## Exercise instructions
Report, word for word, every line of the material that contains "настоящего".

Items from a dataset
━━━━━━━━━━━━━━━━

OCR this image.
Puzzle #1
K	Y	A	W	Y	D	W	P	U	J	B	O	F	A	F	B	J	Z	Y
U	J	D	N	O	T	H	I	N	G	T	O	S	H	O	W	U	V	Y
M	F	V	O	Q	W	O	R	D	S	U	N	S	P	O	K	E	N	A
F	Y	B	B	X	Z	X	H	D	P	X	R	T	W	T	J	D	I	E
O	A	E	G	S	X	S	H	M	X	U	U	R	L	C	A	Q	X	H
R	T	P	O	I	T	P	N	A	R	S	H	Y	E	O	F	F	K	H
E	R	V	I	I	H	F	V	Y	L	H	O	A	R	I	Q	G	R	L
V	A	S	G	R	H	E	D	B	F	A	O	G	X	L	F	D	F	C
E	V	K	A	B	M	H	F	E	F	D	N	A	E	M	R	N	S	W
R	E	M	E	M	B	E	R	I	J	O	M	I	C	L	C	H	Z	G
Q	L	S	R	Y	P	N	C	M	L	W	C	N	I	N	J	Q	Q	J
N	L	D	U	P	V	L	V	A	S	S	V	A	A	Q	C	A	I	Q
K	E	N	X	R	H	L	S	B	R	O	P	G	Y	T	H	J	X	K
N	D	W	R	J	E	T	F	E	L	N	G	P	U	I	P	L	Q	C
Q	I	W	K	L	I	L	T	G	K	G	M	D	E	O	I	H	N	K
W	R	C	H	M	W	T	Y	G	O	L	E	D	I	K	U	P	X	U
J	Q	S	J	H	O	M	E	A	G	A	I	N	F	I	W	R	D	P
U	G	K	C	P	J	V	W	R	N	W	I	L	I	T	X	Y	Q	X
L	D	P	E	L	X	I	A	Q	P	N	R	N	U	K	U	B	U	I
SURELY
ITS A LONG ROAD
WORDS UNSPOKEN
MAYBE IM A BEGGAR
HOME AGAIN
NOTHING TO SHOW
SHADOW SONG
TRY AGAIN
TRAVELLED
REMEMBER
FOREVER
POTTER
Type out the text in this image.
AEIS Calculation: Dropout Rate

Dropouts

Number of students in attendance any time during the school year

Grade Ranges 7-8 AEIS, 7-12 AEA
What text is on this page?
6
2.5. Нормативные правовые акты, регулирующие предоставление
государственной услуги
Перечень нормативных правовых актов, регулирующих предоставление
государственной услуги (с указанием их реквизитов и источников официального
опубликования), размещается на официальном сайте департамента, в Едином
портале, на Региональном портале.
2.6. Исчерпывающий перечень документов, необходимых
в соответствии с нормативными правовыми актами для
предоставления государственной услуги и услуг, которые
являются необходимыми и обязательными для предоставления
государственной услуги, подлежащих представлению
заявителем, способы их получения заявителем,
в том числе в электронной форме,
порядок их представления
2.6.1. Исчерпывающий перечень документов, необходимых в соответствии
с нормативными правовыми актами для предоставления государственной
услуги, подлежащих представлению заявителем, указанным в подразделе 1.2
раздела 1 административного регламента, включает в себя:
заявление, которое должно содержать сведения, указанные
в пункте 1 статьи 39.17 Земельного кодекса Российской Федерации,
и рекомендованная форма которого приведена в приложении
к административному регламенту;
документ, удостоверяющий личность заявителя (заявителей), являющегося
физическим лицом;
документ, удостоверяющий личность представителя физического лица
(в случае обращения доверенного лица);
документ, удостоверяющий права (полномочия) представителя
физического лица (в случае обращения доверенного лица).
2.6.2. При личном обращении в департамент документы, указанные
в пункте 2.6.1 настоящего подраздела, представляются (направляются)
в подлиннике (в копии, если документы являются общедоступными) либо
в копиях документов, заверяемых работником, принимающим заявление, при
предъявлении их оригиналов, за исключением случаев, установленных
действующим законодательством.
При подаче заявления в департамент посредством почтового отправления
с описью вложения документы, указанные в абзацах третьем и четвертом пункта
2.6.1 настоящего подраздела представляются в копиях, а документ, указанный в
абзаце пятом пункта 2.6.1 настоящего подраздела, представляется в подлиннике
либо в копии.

━━━━━━━━━━━━━━━━

## Correct response
в пункте 2.6.1 настоящего подраздела, представляются (направляются)
2.6.1 настоящего подраздела представляются в копиях, а документ, указанный в
абзаце пятом пункта 2.6.1 настоящего подраздела, представляется в подлиннике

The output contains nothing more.